TASK MATERIAL:
....

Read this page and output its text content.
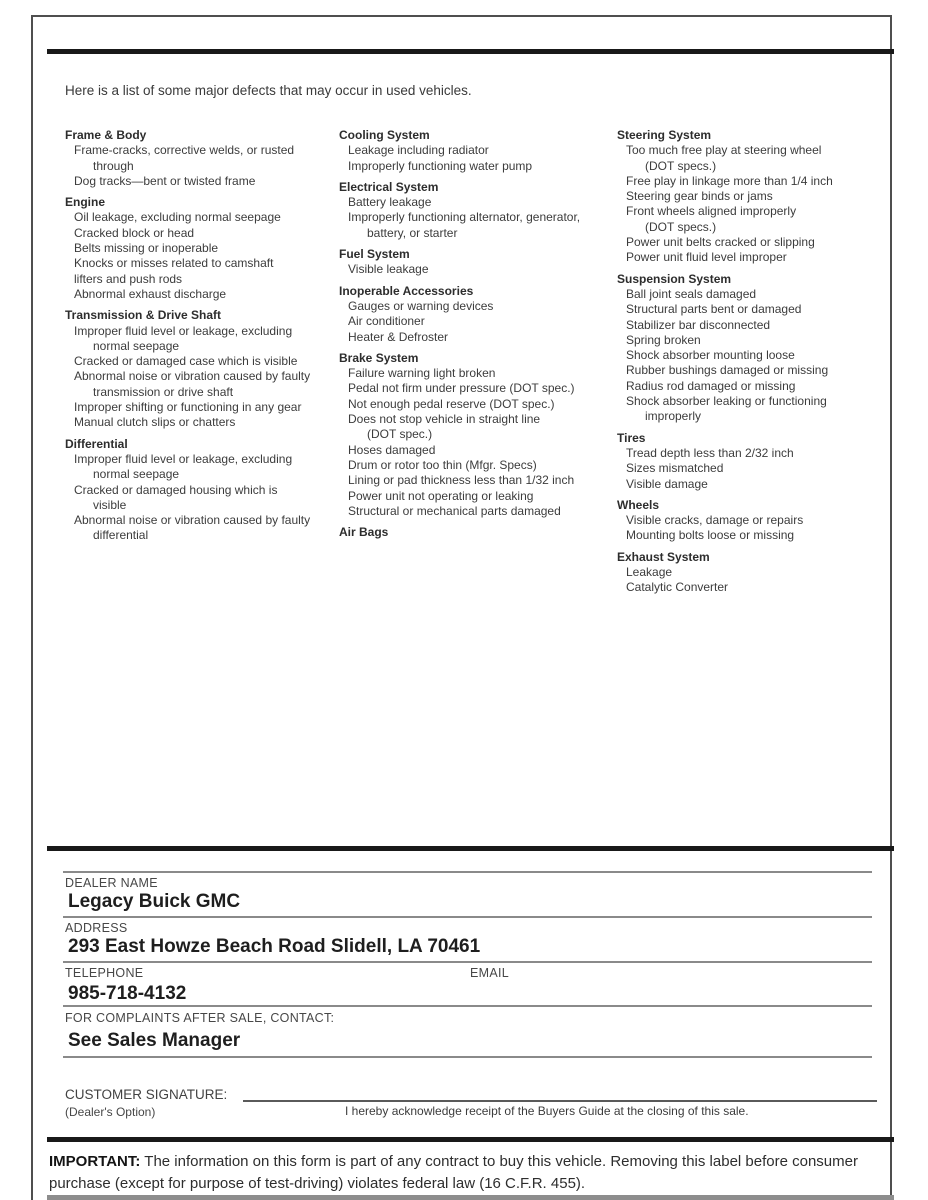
Here is a list of some major defects that may occur in used vehicles.
Frame & Body
Frame-cracks, corrective welds, or rusted
through
Dog tracks—bent or twisted frame
Engine
Oil leakage, excluding normal seepage
Cracked block or head
Belts missing or inoperable
Knocks or misses related to camshaft
lifters and push rods
Abnormal exhaust discharge
Transmission & Drive Shaft
Improper fluid level or leakage, excluding
normal seepage
Cracked or damaged case which is visible
Abnormal noise or vibration caused by faulty
transmission or drive shaft
Improper shifting or functioning in any gear
Manual clutch slips or chatters
Differential
Improper fluid level or leakage, excluding
normal seepage
Cracked or damaged housing which is
visible
Abnormal noise or vibration caused by faulty
differential
Cooling System
Leakage including radiator
Improperly functioning water pump
Electrical System
Battery leakage
Improperly functioning alternator, generator,
battery, or starter
Fuel System
Visible leakage
Inoperable Accessories
Gauges or warning devices
Air conditioner
Heater & Defroster
Brake System
Failure warning light broken
Pedal not firm under pressure (DOT spec.)
Not enough pedal reserve (DOT spec.)
Does not stop vehicle in straight line
(DOT spec.)
Hoses damaged
Drum or rotor too thin (Mfgr. Specs)
Lining or pad thickness less than 1/32 inch
Power unit not operating or leaking
Structural or mechanical parts damaged
Air Bags
Steering System
Too much free play at steering wheel
(DOT specs.)
Free play in linkage more than 1/4 inch
Steering gear binds or jams
Front wheels aligned improperly
(DOT specs.)
Power unit belts cracked or slipping
Power unit fluid level improper
Suspension System
Ball joint seals damaged
Structural parts bent or damaged
Stabilizer bar disconnected
Spring broken
Shock absorber mounting loose
Rubber bushings damaged or missing
Radius rod damaged or missing
Shock absorber leaking or functioning
improperly
Tires
Tread depth less than 2/32 inch
Sizes mismatched
Visible damage
Wheels
Visible cracks, damage or repairs
Mounting bolts loose or missing
Exhaust System
Leakage
Catalytic Converter
DEALER NAME
Legacy Buick GMC
ADDRESS
293 East Howze Beach Road Slidell, LA 70461
TELEPHONE	EMAIL
985-718-4132
FOR COMPLAINTS AFTER SALE, CONTACT:
See Sales Manager
CUSTOMER SIGNATURE:
(Dealer's Option)	I hereby acknowledge receipt of the Buyers Guide at the closing of this sale.
IMPORTANT: The information on this form is part of any contract to buy this vehicle. Removing this label before consumer purchase (except for purpose of test-driving) violates federal law (16 C.F.R. 455).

....

JOB: Pull out each line of the records holding the string "damaged".

ANSWER TO THE EXERCISE:
Cracked or damaged case which is visible
Cracked or damaged housing which is
Hoses damaged
Structural or mechanical parts damaged
Ball joint seals damaged
Structural parts bent or damaged
Rubber bushings damaged or missing
Radius rod damaged or missing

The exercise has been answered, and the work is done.